> [Goal]:
Reading the listing below, count the lines that contain the word "下列有关固定化酶和固定化细胞的叙述" and give that count alone.

◆ ◆ ◆ ◆ ◆

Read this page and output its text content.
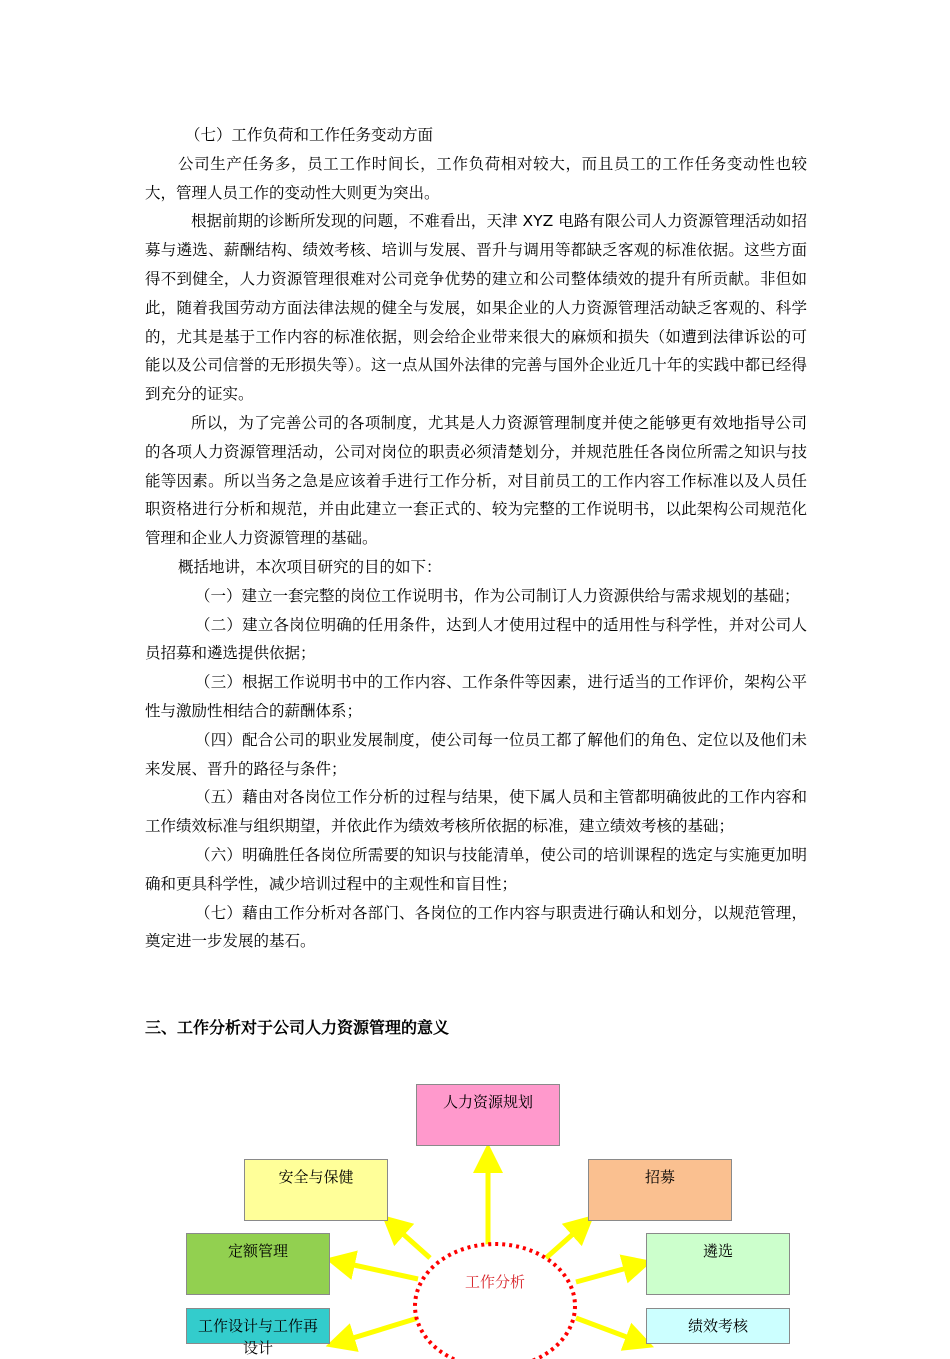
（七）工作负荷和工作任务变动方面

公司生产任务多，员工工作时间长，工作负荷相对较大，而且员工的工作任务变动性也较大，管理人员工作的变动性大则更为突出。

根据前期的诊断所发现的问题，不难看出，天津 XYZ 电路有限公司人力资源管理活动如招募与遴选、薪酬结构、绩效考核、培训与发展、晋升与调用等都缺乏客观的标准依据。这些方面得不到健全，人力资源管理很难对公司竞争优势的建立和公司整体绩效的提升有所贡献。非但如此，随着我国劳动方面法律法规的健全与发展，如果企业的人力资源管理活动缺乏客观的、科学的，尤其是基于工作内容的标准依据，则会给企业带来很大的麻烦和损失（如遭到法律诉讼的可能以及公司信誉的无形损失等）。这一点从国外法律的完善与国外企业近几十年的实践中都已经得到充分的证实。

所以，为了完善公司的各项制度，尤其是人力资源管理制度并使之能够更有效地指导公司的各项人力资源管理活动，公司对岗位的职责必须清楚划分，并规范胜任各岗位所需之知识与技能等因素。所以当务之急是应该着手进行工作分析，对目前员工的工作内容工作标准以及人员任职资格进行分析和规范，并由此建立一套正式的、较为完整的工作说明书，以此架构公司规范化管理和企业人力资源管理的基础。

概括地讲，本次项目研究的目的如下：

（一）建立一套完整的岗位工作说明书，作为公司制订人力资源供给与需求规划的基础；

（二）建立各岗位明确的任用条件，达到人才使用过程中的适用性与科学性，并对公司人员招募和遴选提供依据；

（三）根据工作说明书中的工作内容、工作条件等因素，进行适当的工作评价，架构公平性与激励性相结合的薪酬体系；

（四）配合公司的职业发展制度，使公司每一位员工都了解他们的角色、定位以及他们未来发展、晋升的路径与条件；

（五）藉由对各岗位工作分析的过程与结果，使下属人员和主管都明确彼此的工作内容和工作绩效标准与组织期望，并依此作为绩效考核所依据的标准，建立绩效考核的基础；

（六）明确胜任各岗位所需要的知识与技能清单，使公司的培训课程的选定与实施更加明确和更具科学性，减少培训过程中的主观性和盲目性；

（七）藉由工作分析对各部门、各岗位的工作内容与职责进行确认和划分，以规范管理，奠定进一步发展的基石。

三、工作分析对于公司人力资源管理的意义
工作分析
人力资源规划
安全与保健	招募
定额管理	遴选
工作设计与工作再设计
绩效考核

◆ ◆ ◆ ◆ ◆

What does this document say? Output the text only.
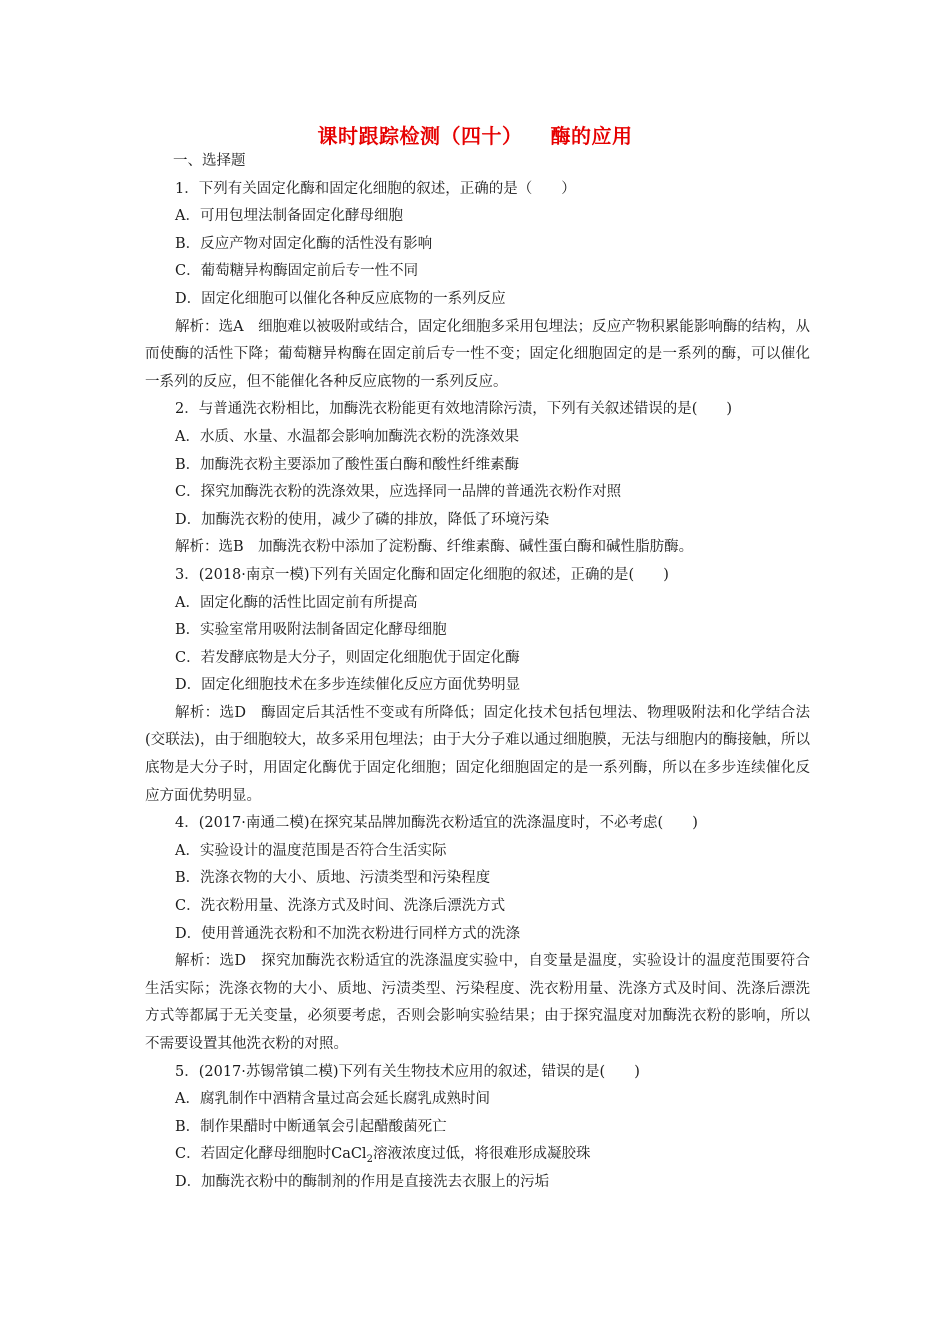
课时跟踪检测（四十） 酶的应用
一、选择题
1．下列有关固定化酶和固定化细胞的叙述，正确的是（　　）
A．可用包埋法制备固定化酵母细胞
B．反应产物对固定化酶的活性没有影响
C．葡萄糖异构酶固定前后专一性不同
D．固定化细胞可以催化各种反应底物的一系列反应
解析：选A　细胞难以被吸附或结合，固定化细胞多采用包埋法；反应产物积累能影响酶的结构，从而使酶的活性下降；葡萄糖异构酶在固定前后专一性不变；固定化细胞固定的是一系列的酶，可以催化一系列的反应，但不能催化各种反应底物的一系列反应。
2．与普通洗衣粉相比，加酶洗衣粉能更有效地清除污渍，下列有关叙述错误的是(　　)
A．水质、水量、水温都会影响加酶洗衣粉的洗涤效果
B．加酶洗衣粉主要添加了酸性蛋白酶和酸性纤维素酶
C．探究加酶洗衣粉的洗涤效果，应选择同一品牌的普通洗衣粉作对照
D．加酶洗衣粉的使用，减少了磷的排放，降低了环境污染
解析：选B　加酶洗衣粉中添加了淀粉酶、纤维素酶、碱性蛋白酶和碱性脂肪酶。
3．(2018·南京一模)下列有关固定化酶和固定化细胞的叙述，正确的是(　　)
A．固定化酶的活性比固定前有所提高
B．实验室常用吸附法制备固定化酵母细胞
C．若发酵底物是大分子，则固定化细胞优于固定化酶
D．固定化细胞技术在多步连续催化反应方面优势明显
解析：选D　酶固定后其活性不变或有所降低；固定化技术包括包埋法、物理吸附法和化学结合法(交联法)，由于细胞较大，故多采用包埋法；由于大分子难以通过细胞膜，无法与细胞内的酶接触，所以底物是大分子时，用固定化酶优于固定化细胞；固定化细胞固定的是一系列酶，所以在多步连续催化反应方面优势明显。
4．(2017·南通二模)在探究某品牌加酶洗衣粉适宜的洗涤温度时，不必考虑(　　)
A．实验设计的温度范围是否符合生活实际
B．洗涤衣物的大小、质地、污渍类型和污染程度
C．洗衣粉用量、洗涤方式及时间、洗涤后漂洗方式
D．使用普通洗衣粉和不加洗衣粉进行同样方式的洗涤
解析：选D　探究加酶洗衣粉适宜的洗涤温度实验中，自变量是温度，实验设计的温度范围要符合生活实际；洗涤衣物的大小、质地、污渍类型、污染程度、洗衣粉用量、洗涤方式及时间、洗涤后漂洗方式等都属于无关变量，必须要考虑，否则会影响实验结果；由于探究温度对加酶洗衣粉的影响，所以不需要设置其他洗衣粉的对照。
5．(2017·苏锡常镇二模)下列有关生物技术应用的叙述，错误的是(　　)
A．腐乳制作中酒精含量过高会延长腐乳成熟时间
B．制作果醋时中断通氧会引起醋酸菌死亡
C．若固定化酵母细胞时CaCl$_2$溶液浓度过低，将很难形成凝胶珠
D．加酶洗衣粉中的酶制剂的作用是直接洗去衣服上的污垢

◆ ◆ ◆ ◆ ◆

> [Response]:
2